■ **ЗАДАНИЯ К УПРАЖНЕНИЮ**:
(A) Определите, соответствуют ли тексту об отъезде Кобы в Тифлис три утверждения: (i) наружное наблюдение на вокзале заметило отъезд Иосифа Джугашвили; (ii) Коба выехал в Тифлис скорым поездом № 11 в 6 часов вечера; (iii) ротмистр Мартынов не согласился с последним соображением своего секретного сотрудника. На каждое ответьте «да» или «нет» и приведите точную цитату из текста, которая это решает.
(B) Продолжите текст об отъезде Кобы в Тифлис, начав сразу после его последнего предложения.

■ **ФРАГМЕНТ ДОКУМЕНТА**:
========

Отправляясь в поездку, уже по выработавшейся годами при­вычке Иосиф Джугашвили принял необходимые меры конспира­ции, и, как отмечено в документе охранки, «назначенный на вок­зале на пост наружного наблюдения не видел его выезда». Правда, из сообщения своего агента Бакинское охранное отделение узнало о его отъезде в тот же день.

18 октября Михаил спешно доносил: «Скорым поездом № 11 в 6 час. вечера Коба выехал в Тифлис на конференцию. Там будет ре­шаться вопрос об издании общего для Кавказа органа «Кавказский пролетарий» и другие связанные с этим вопросы. На этой неделе Коба вернется и сейчас же приступит к постановке техники. Кому перейдет это дело в случае его ареста — неизвестно, поэтому это крайне нежелательно, так как во всех отношениях повредит делу».

С последним соображением своего секретного сотрудника рот­мистр Мартынов не мог не согласиться. Должность заведующего Народным домом давала Коберидзе возможность быть в курсе дел социал-демократов, и начальник охранного отделения не хотел те­рять ценного агента.

========

■ **СОДЕРЖИМОЕ НАБОРА ДАННЫХ**:
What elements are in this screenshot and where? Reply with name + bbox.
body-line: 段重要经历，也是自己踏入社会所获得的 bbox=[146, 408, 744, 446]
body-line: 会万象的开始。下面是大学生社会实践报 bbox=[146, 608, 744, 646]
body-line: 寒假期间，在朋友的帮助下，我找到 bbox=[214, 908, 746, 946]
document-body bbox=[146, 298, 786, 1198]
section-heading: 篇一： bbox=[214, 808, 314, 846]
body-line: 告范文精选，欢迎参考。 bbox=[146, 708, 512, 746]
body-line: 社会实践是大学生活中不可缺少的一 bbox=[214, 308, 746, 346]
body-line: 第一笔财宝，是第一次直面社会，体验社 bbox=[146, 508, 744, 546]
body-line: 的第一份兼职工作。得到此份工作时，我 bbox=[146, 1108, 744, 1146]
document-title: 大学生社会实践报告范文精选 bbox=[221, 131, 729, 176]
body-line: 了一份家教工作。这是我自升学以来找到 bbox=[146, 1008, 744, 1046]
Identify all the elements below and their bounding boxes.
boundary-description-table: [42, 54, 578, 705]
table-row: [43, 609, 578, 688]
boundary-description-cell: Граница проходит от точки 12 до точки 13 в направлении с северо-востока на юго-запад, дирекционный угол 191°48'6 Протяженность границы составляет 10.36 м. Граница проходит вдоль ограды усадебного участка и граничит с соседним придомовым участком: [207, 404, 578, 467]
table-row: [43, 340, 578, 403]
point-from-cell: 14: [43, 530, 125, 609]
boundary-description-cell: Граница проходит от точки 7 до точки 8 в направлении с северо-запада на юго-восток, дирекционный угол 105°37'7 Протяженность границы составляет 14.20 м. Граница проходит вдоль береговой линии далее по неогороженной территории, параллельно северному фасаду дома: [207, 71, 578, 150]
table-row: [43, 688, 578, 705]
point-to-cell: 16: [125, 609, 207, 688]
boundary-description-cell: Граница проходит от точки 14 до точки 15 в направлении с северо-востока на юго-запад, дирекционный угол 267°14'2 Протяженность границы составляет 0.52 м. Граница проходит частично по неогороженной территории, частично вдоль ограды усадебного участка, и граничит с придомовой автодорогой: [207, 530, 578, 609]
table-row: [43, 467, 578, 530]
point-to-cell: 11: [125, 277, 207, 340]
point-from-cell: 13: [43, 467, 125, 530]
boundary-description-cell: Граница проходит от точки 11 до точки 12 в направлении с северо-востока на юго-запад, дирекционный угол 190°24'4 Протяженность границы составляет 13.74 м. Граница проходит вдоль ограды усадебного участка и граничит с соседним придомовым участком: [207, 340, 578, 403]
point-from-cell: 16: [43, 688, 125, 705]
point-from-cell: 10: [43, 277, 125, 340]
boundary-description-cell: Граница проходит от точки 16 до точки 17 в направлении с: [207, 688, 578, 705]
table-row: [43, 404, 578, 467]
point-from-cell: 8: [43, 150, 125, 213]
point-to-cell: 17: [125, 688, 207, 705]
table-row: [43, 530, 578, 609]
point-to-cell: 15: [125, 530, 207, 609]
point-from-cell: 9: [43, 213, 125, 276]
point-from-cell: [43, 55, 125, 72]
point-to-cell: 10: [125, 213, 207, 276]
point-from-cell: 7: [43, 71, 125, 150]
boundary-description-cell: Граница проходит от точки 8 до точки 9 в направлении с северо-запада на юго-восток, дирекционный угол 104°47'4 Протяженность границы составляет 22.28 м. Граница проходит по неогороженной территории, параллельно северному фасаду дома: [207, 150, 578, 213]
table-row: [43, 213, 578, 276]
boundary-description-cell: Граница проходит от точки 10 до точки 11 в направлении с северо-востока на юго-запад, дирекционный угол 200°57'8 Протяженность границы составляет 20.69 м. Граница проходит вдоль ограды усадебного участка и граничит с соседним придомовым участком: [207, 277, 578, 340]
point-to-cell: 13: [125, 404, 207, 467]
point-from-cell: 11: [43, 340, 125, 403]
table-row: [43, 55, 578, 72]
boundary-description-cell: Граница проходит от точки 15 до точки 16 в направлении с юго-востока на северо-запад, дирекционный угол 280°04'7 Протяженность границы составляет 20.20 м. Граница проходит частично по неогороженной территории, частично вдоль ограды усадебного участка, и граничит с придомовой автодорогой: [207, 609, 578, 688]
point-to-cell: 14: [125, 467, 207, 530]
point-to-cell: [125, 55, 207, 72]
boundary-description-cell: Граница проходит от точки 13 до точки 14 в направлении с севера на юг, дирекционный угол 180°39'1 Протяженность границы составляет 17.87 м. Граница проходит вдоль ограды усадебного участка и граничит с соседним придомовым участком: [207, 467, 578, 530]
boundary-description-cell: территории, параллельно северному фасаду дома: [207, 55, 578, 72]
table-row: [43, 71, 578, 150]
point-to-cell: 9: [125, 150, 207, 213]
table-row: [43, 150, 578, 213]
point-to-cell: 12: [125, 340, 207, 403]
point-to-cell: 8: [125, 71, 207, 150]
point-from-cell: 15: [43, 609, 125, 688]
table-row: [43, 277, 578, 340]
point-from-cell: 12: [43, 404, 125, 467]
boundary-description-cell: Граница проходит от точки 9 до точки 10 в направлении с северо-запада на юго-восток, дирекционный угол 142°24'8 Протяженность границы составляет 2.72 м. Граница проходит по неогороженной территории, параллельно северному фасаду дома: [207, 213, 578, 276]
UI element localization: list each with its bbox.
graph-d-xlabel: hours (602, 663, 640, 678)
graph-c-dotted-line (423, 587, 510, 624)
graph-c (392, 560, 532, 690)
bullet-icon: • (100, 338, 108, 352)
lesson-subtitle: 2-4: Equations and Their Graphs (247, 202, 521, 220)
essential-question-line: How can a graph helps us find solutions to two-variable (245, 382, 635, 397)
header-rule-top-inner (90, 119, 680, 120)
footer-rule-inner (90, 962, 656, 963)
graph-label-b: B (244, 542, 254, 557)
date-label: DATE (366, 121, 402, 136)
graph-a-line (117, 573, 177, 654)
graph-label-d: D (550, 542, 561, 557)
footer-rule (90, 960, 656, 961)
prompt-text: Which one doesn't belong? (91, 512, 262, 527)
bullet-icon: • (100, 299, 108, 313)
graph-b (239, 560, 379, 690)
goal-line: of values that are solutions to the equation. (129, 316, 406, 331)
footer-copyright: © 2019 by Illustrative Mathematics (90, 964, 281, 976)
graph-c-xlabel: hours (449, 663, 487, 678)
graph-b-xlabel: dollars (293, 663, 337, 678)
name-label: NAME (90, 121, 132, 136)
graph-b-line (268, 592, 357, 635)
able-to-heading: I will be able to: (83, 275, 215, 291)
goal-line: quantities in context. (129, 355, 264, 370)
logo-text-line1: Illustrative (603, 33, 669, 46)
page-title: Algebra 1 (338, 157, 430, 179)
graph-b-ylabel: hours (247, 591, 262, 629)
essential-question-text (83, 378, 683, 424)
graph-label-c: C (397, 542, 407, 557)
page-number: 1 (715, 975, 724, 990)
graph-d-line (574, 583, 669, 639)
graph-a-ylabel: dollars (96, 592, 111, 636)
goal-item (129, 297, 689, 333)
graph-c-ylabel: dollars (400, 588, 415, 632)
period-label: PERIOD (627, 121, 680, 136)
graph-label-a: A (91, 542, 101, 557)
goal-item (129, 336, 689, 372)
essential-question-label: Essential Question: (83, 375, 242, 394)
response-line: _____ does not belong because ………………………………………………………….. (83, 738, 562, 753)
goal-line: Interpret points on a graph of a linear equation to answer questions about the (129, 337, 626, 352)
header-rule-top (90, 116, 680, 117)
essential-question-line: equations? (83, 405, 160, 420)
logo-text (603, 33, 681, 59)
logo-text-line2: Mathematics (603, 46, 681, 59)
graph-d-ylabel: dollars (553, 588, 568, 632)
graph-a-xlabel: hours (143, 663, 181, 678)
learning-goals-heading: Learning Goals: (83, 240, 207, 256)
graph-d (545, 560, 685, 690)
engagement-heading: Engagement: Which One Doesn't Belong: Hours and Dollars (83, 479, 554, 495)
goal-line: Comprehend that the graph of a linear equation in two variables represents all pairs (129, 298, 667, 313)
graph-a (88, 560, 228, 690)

========

■ **ОТВЕТЫ К УПРАЖНЕНИЮ**:
(A)
(i) Нет: «не видел его выезда».
(ii) Да: «Скорым поездом № 11 в 6 час. вечера Коба выехал в Тифлис на конференцию».
(iii) Нет: «Мартынов не мог не согласиться».

(B)
Иосиф Джугашвили был еще в пути, когда, опережая его, по проводам прошла телеграмма, уведомлявшая начальника район­ного охранного отделения о необходимости встречи Кобы «в Тиф­лисе, с указанием цели его поездки». Но уже на следующий день Мартынов телеграфировал, что «арест Кобы безусловно нежелате­лен ввиду грозящего провала агентуры и потери освещения пред­стоящей ликвидации местной организации и ее техники».

Впрочем, такое предупреждение уже не имело смысла. Даже при нетерпеливом желании арестовать Кобу тифлисская охранка не могла. Она вообще не обнаружила его прибытия и, пытаясь ор­ганизовать поиск революционера в городе, взяла неверный след.

Дело заключалось в том, что еще в конце августа российский Департамент полиции получил агентурную отчетность по городу Баку за июнь 1909 года, в которой упоминался Коба. Рассмотрев информацию, запросом от 20 сентября за подписью М. Борецкого Департамент предложил Кавказскому районному охранному от­делению: «сообщить о результатах установки (личности. — К.Р.) бе­жавшего из Сибири Сосо (кличка Коба) <...>, а равным образом уведомить, какие приняты <...> меры».

Через месяц, 24 августа, начальник Тифлисского ГЖУ А. Ере­мин дал ответ: «Кавказское районное охранное отделение доносит, что, по сообщению начальника Бакинского охранного отделения, бежавший из Сибири Сосо, кличка в организации Коба, является по установке жителем гор. Тифлиса Оганесом Вартановым Тотомянцем, на каковое имя он имеет паспорт, выданный тифлисским полицмейстером с 12 мая сего года за № 982 на один год».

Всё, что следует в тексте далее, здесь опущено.